Collection entries

[start]

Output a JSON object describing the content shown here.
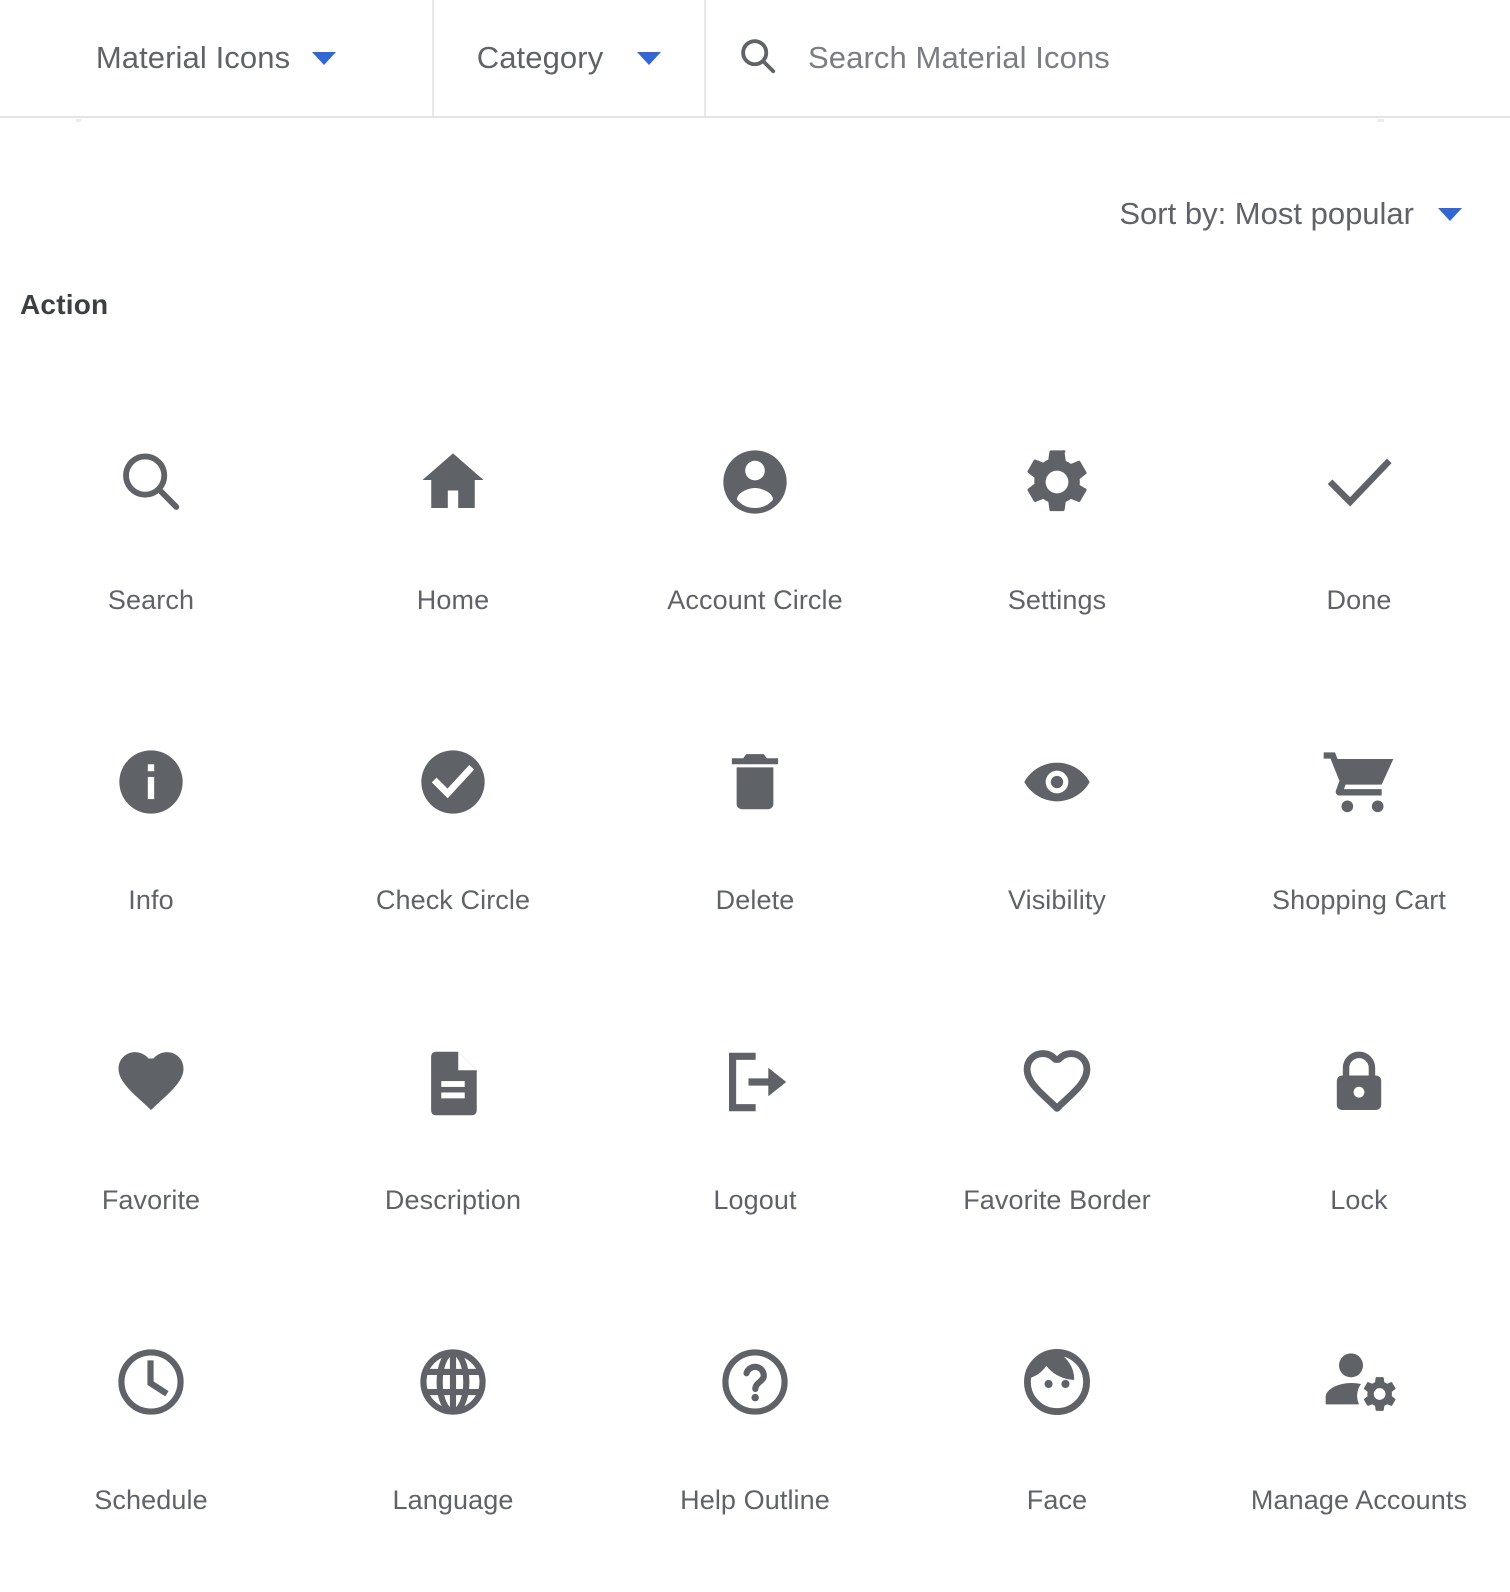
{
  "toolbar": {
    "iconset_label": "Material Icons",
    "category_label": "Category",
    "search_placeholder": "Search Material Icons",
    "search_value": "",
    "search_icon": "search-icon",
    "caret_icon": "chevron-down-icon",
    "caret_color": "#3367d6"
  },
  "sort": {
    "label": "Sort by: Most popular",
    "caret_icon": "chevron-down-icon"
  },
  "section": {
    "heading": "Action"
  },
  "colors": {
    "icon_fill": "#5f6368",
    "label_text": "#5f6368",
    "heading_text": "#3c4043",
    "accent_blue": "#3367d6",
    "divider": "#e7e7ec",
    "background": "#ffffff"
  },
  "grid": {
    "columns": 5,
    "items": [
      {
        "label": "Search",
        "icon": "search-icon"
      },
      {
        "label": "Home",
        "icon": "home-icon"
      },
      {
        "label": "Account Circle",
        "icon": "account-circle-icon"
      },
      {
        "label": "Settings",
        "icon": "gear-icon"
      },
      {
        "label": "Done",
        "icon": "check-icon"
      },
      {
        "label": "Info",
        "icon": "info-icon"
      },
      {
        "label": "Check Circle",
        "icon": "check-circle-icon"
      },
      {
        "label": "Delete",
        "icon": "trash-icon"
      },
      {
        "label": "Visibility",
        "icon": "eye-icon"
      },
      {
        "label": "Shopping Cart",
        "icon": "shopping-cart-icon"
      },
      {
        "label": "Favorite",
        "icon": "heart-filled-icon"
      },
      {
        "label": "Description",
        "icon": "document-icon"
      },
      {
        "label": "Logout",
        "icon": "logout-icon"
      },
      {
        "label": "Favorite Border",
        "icon": "heart-outline-icon"
      },
      {
        "label": "Lock",
        "icon": "lock-icon"
      },
      {
        "label": "Schedule",
        "icon": "clock-icon"
      },
      {
        "label": "Language",
        "icon": "globe-icon"
      },
      {
        "label": "Help Outline",
        "icon": "help-outline-icon"
      },
      {
        "label": "Face",
        "icon": "face-icon"
      },
      {
        "label": "Manage Accounts",
        "icon": "manage-accounts-icon"
      }
    ]
  }
}
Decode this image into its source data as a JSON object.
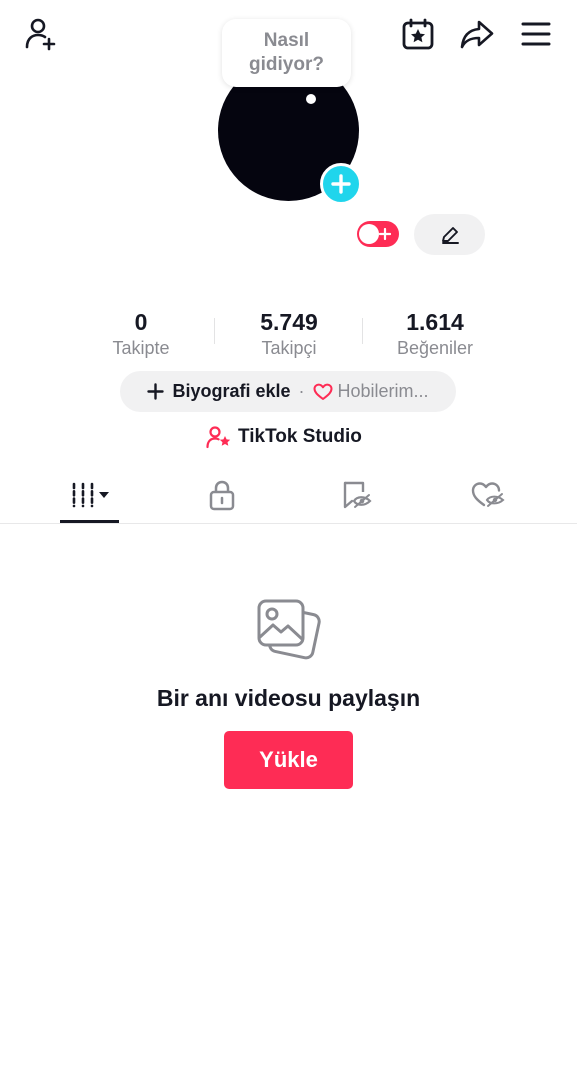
{
  "header": {
    "add_friend_icon": "person-plus-icon",
    "calendar_icon": "calendar-star-icon",
    "share_icon": "share-arrow-icon",
    "menu_icon": "hamburger-menu-icon"
  },
  "bubble": {
    "line1": "Nasıl",
    "line2": "gidiyor?"
  },
  "profile": {
    "avatar_add_icon": "plus-icon",
    "edit_icon": "pencil-icon"
  },
  "stats": [
    {
      "value": "0",
      "label": "Takipte"
    },
    {
      "value": "5.749",
      "label": "Takipçi"
    },
    {
      "value": "1.614",
      "label": "Beğeniler"
    }
  ],
  "bio": {
    "add_label": "Biyografi ekle",
    "separator": "·",
    "hobbies_label": "Hobilerim..."
  },
  "studio": {
    "label": "TikTok Studio"
  },
  "tabs": [
    {
      "name": "videos",
      "icon": "grid-bars-icon"
    },
    {
      "name": "private",
      "icon": "lock-icon"
    },
    {
      "name": "reposts",
      "icon": "repost-hidden-icon"
    },
    {
      "name": "liked",
      "icon": "heart-hidden-icon"
    }
  ],
  "empty_state": {
    "icon": "photos-icon",
    "title": "Bir anı videosu paylaşın",
    "button_label": "Yükle"
  },
  "colors": {
    "accent": "#fe2c55",
    "avatar_add": "#20d5ec",
    "text_primary": "#161823",
    "text_secondary": "#8a8b91"
  }
}
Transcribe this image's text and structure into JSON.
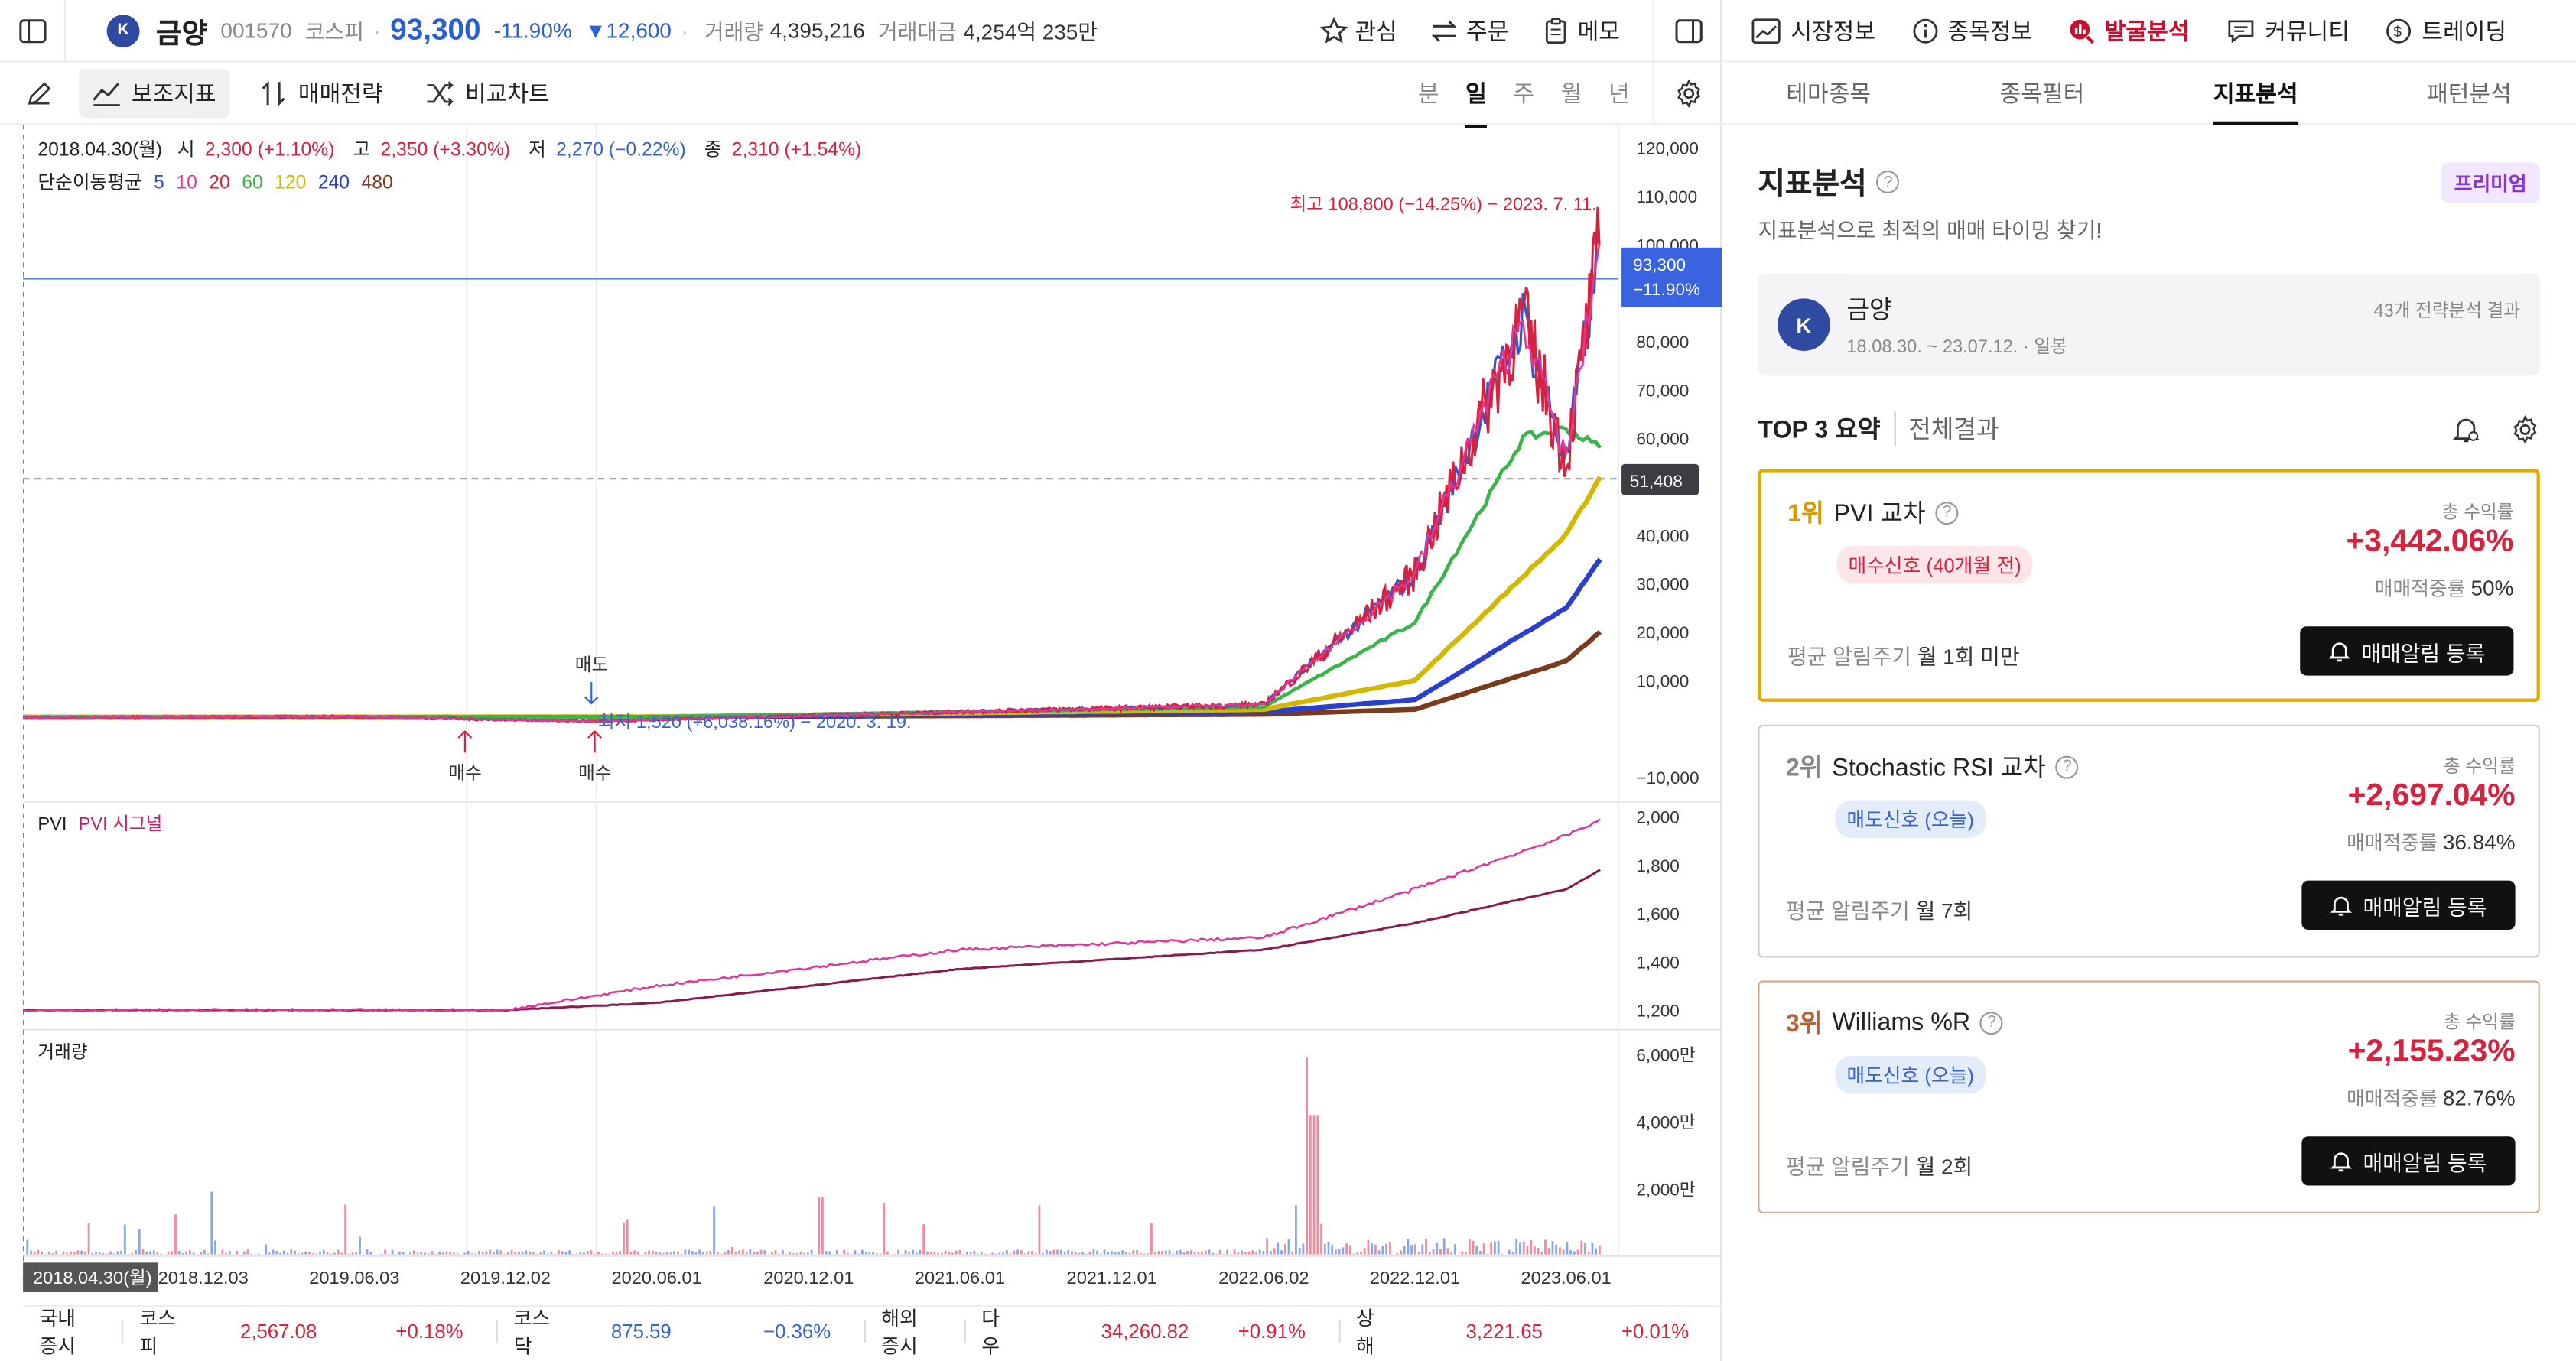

[end]

Required task:
Print the complete listing exactly as it stands, without its pictures.

The reply:
Output a JSON object describing the content shown here.
{
  "toolbar": {
    "iconset_label": "Material Icons",
    "category_label": "Category",
    "search_placeholder": "Search Material Icons",
    "search_value": "",
    "search_icon": "search-icon",
    "caret_icon": "chevron-down-icon",
    "caret_color": "#3367d6"
  },
  "sort": {
    "label": "Sort by: Most popular",
    "caret_icon": "chevron-down-icon"
  },
  "section": {
    "heading": "Action"
  },
  "colors": {
    "icon_fill": "#5f6368",
    "label_text": "#5f6368",
    "heading_text": "#3c4043",
    "accent_blue": "#3367d6",
    "divider": "#e7e7ec",
    "background": "#ffffff"
  },
  "grid": {
    "columns": 5,
    "items": [
      {
        "label": "Search",
        "icon": "search-icon"
      },
      {
        "label": "Home",
        "icon": "home-icon"
      },
      {
        "label": "Account Circle",
        "icon": "account-circle-icon"
      },
      {
        "label": "Settings",
        "icon": "gear-icon"
      },
      {
        "label": "Done",
        "icon": "check-icon"
      },
      {
        "label": "Info",
        "icon": "info-icon"
      },
      {
        "label": "Check Circle",
        "icon": "check-circle-icon"
      },
      {
        "label": "Delete",
        "icon": "trash-icon"
      },
      {
        "label": "Visibility",
        "icon": "eye-icon"
      },
      {
        "label": "Shopping Cart",
        "icon": "shopping-cart-icon"
      },
      {
        "label": "Favorite",
        "icon": "heart-filled-icon"
      },
      {
        "label": "Description",
        "icon": "document-icon"
      },
      {
        "label": "Logout",
        "icon": "logout-icon"
      },
      {
        "label": "Favorite Border",
        "icon": "heart-outline-icon"
      },
      {
        "label": "Lock",
        "icon": "lock-icon"
      },
      {
        "label": "Schedule",
        "icon": "clock-icon"
      },
      {
        "label": "Language",
        "icon": "globe-icon"
      },
      {
        "label": "Help Outline",
        "icon": "help-outline-icon"
      },
      {
        "label": "Face",
        "icon": "face-icon"
      },
      {
        "label": "Manage Accounts",
        "icon": "manage-accounts-icon"
      }
    ]
  }
}
Decode this image into its source data as a JSON object.
{
  "header": {
    "add_friend_icon": "person-plus-icon",
    "calendar_icon": "calendar-star-icon",
    "share_icon": "share-arrow-icon",
    "menu_icon": "hamburger-menu-icon"
  },
  "bubble": {
    "line1": "Nasıl",
    "line2": "gidiyor?"
  },
  "profile": {
    "avatar_add_icon": "plus-icon",
    "edit_icon": "pencil-icon"
  },
  "stats": [
    {
      "value": "0",
      "label": "Takipte"
    },
    {
      "value": "5.749",
      "label": "Takipçi"
    },
    {
      "value": "1.614",
      "label": "Beğeniler"
    }
  ],
  "bio": {
    "add_label": "Biyografi ekle",
    "separator": "·",
    "hobbies_label": "Hobilerim..."
  },
  "studio": {
    "label": "TikTok Studio"
  },
  "tabs": [
    {
      "name": "videos",
      "icon": "grid-bars-icon"
    },
    {
      "name": "private",
      "icon": "lock-icon"
    },
    {
      "name": "reposts",
      "icon": "repost-hidden-icon"
    },
    {
      "name": "liked",
      "icon": "heart-hidden-icon"
    }
  ],
  "empty_state": {
    "icon": "photos-icon",
    "title": "Bir anı videosu paylaşın",
    "button_label": "Yükle"
  },
  "colors": {
    "accent": "#fe2c55",
    "avatar_add": "#20d5ec",
    "text_primary": "#161823",
    "text_secondary": "#8a8b91"
  }
}
Transcribe this image's text and structure into JSON.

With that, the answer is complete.